_TO DO:_ Locate each line in the records containing "alimenter". Copy it.

### RECORDS TO USE ###

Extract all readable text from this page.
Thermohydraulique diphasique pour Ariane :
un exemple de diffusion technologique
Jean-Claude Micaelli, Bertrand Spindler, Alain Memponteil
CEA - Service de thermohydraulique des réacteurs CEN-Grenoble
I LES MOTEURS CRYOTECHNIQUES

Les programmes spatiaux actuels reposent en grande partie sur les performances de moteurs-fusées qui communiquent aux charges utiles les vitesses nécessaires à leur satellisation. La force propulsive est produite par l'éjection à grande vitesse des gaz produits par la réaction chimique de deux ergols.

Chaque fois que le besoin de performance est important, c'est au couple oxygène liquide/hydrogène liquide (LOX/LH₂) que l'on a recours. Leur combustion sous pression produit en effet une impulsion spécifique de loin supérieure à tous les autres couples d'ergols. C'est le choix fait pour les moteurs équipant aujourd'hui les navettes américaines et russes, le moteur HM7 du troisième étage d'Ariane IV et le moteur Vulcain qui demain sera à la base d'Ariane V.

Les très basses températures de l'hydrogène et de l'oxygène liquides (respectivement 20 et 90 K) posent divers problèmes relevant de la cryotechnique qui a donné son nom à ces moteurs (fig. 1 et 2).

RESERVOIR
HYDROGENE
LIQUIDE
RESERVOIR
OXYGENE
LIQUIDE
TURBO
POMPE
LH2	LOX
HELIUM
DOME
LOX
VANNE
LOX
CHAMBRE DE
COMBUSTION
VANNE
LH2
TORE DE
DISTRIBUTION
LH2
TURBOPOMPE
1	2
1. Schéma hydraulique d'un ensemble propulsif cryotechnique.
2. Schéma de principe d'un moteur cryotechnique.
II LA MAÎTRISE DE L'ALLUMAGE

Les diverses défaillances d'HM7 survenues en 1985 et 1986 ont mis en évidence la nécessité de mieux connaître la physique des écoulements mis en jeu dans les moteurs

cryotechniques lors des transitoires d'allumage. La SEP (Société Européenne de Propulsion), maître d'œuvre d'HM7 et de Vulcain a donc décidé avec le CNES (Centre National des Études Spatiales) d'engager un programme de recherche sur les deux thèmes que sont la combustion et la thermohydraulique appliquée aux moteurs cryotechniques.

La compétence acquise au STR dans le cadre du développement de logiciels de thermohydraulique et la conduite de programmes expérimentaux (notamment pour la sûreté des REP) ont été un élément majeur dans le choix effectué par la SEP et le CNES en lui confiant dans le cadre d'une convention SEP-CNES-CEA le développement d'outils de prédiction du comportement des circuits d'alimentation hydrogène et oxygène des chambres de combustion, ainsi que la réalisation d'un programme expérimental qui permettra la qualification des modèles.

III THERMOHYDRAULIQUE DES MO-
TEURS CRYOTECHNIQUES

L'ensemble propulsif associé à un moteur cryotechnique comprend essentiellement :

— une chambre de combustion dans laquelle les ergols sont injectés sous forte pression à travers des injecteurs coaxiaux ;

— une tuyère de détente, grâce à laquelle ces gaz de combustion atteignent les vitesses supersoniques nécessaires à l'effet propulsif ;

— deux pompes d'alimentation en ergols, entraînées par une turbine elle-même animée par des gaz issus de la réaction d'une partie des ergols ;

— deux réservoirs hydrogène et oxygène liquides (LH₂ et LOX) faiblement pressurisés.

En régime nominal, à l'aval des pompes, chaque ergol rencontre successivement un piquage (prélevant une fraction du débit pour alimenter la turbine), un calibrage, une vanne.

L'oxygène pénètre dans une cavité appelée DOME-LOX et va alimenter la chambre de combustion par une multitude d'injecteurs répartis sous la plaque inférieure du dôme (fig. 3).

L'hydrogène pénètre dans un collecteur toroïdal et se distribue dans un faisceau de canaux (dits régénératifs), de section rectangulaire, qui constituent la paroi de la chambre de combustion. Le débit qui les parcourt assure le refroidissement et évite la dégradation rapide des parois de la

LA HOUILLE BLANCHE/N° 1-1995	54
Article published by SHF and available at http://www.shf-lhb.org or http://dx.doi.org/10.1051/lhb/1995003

###

_ANSWER TO THE PROBLEM:_
En régime nominal, à l'aval des pompes, chaque ergol rencontre successivement un piquage (prélevant une fraction du débit pour alimenter la turbine), un calibrage, une vanne.
L'oxygène pénètre dans une cavité appelée DOME-LOX et va alimenter la chambre de combustion par une multitude d'injecteurs répartis sous la plaque inférieure du dôme (fig. 3).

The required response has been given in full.